■ **JOB**
Search the listing for "name" and copy every line where it appears.

■ **EXTRACTED DATA**
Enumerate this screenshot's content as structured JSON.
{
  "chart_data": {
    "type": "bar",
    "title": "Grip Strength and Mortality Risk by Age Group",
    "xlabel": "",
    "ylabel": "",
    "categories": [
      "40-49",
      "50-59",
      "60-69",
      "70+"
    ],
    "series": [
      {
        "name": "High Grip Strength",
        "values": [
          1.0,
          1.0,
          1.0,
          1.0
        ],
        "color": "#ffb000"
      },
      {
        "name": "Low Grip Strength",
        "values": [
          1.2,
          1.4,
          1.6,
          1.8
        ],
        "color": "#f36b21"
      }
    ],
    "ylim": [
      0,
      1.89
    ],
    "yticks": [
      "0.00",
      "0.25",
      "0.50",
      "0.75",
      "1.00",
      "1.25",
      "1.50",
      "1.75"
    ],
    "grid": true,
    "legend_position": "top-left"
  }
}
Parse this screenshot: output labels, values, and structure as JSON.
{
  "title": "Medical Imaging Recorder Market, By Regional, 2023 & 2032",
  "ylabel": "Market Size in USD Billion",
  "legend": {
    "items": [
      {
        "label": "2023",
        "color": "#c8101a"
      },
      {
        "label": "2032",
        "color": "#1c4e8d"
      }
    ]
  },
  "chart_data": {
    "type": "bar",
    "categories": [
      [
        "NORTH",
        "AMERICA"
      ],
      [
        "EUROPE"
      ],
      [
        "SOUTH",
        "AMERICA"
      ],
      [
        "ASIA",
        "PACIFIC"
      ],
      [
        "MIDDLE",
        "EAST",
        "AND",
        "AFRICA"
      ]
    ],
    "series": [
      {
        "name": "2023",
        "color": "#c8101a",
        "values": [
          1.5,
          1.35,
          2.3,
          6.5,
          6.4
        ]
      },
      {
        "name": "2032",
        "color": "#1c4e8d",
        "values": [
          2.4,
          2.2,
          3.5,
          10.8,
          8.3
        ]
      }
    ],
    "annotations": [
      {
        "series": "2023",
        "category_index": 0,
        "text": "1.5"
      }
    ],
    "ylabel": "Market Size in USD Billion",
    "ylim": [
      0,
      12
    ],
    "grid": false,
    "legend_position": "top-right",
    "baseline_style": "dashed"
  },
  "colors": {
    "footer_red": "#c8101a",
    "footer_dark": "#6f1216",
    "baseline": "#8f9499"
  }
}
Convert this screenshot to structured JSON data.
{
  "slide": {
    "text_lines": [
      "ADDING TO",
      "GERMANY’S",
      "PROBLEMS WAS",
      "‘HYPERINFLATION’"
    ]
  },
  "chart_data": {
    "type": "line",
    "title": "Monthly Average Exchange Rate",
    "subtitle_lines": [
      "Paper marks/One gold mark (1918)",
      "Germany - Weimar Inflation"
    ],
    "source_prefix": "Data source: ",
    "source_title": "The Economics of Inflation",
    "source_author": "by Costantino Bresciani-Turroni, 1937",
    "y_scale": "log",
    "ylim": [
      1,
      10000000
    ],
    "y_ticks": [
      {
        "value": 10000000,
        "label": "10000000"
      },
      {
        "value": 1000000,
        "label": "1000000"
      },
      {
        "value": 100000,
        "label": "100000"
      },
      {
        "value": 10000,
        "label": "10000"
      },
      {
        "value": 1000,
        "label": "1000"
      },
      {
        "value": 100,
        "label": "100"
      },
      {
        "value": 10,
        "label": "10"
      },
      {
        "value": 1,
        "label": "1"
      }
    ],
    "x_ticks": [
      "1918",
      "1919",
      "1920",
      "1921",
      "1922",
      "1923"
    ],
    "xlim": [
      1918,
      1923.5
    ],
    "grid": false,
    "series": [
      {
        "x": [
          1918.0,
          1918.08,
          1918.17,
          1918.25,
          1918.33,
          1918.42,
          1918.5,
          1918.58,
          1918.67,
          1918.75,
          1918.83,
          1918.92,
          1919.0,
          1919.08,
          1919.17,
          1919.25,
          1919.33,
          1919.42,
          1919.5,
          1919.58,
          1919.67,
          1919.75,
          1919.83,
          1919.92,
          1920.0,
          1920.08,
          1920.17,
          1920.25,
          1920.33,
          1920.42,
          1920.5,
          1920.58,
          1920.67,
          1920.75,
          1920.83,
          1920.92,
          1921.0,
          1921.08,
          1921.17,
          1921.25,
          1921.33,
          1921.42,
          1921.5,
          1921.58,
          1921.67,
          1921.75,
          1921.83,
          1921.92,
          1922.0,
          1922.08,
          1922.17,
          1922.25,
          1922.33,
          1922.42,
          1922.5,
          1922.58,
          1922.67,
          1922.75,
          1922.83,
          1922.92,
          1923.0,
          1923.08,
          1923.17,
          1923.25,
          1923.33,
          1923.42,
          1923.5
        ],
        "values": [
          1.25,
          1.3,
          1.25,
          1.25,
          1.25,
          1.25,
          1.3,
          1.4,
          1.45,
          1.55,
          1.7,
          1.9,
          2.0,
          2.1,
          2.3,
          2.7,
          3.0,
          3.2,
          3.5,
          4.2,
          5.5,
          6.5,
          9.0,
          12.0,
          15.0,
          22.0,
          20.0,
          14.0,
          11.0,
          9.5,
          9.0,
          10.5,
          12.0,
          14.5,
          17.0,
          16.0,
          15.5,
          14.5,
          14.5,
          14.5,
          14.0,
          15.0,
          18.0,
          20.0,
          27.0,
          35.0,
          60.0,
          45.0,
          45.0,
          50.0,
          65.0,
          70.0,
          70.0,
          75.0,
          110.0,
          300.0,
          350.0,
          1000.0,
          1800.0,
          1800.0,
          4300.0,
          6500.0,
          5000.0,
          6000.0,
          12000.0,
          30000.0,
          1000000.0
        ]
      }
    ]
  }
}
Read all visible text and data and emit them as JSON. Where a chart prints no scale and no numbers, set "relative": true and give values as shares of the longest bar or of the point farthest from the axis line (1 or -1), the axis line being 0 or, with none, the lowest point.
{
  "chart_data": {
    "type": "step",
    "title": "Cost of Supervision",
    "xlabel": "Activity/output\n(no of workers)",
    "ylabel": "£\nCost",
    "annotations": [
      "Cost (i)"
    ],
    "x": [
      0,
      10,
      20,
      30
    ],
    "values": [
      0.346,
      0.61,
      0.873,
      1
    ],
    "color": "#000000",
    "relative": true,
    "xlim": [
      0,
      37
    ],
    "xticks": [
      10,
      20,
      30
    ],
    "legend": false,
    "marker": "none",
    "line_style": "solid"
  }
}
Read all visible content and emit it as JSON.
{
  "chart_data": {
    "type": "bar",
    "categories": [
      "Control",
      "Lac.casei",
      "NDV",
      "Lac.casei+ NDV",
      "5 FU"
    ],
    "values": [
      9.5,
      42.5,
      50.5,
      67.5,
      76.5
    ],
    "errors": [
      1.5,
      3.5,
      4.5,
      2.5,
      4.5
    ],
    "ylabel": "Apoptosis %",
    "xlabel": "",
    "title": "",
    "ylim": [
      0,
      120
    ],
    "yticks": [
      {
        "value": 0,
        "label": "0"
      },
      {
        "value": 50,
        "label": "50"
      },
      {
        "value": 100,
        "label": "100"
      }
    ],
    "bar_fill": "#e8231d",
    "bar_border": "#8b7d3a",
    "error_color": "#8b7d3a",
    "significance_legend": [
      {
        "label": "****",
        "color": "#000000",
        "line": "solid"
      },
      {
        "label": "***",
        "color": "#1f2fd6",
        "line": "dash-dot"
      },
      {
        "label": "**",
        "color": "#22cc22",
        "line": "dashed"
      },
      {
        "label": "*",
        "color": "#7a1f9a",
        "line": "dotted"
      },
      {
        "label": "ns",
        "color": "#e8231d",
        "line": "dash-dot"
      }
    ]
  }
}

■ **EXERCISE SOLUTION**
        "name": "High Grip Strength",
        "name": "Low Grip Strength",
        "name": "2023",
        "name": "2032",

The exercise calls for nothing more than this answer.